DIRECTION> Reproduce each item below line for line without any changes, but leave out the picture lines.

◆ ◆ ◆ ◆ ◆

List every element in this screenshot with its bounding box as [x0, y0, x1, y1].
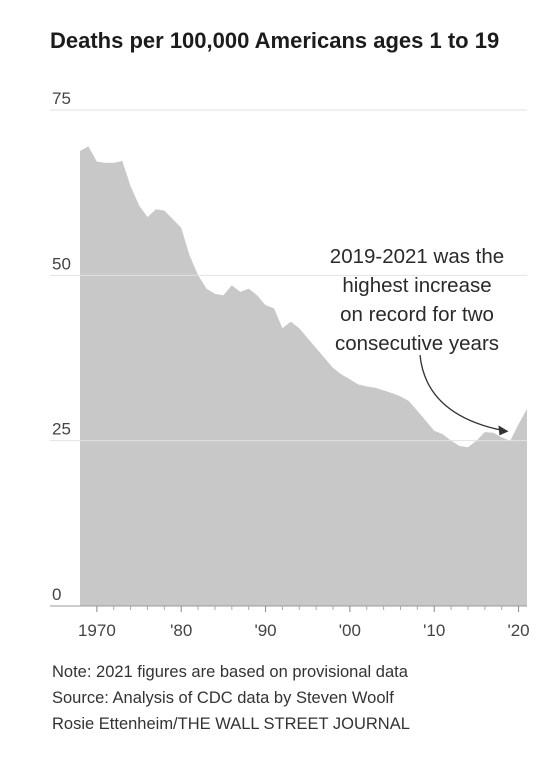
x-tick-label: 1970 [78, 621, 116, 640]
y-tick-label: 0 [52, 585, 61, 604]
x-tick-label: '20 [507, 621, 529, 640]
x-tick-label: '10 [423, 621, 445, 640]
area-series [80, 146, 527, 606]
annotation-line: on record for two [340, 303, 494, 326]
annotation-arrow [419, 354, 503, 432]
source-text: Source: Analysis of CDC data by Steven W… [52, 689, 394, 707]
annotation-line: highest increase [342, 274, 491, 297]
x-tick-label: '00 [339, 621, 361, 640]
chart-notes: Note: 2021 figures are based on provisio… [52, 659, 410, 737]
x-tick-label: '90 [254, 621, 276, 640]
note-text: Note: 2021 figures are based on provisio… [52, 663, 408, 681]
area-chart: 0 25 50 75 1970 '80 '90 '00 '10 '20 2019-2021 was … [50, 89, 530, 640]
y-tick-label: 25 [52, 420, 71, 439]
y-tick-label: 50 [52, 254, 71, 273]
chart-title: Deaths per 100,000 Americans ages 1 to 1… [50, 28, 500, 53]
credit-text: Rosie Ettenheim/THE WALL STREET JOURNAL [52, 715, 410, 733]
annotation-line: 2019-2021 was the [330, 245, 504, 268]
annotation-arrowhead [498, 425, 509, 436]
y-tick-label: 75 [52, 89, 71, 108]
x-tick-label: '80 [170, 621, 192, 640]
annotation-line: consecutive years [335, 332, 499, 355]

◆ ◆ ◆ ◆ ◆

SOLUTION TO THIS PROBLEM>
List every element in this screenshot with its bounding box as [x0, y0, x1, y1].
x-tick-label: 1970 [78, 621, 116, 640]
y-tick-label: 0 [52, 585, 61, 604]
x-tick-label: '20 [507, 621, 529, 640]
x-tick-label: '10 [423, 621, 445, 640]
area-series [80, 146, 527, 606]
annotation-line: on record for two [340, 303, 494, 326]
annotation-arrow [419, 354, 503, 432]
source-text: Source: Analysis of CDC data by Steven W… [52, 689, 394, 707]
annotation-line: highest increase [342, 274, 491, 297]
x-tick-label: '00 [339, 621, 361, 640]
chart-notes: Note: 2021 figures are based on provisio… [52, 659, 410, 737]
x-tick-label: '90 [254, 621, 276, 640]
note-text: Note: 2021 figures are based on provisio… [52, 663, 408, 681]
area-chart: 0 25 50 75 1970 '80 '90 '00 '10 '20 2019-2021 was … [50, 89, 530, 640]
y-tick-label: 25 [52, 420, 71, 439]
y-tick-label: 50 [52, 254, 71, 273]
chart-title: Deaths per 100,000 Americans ages 1 to 1… [50, 28, 500, 53]
credit-text: Rosie Ettenheim/THE WALL STREET JOURNAL [52, 715, 410, 733]
annotation-line: 2019-2021 was the [330, 245, 504, 268]
annotation-arrowhead [498, 425, 509, 436]
y-tick-label: 75 [52, 89, 71, 108]
x-tick-label: '80 [170, 621, 192, 640]
annotation-line: consecutive years [335, 332, 499, 355]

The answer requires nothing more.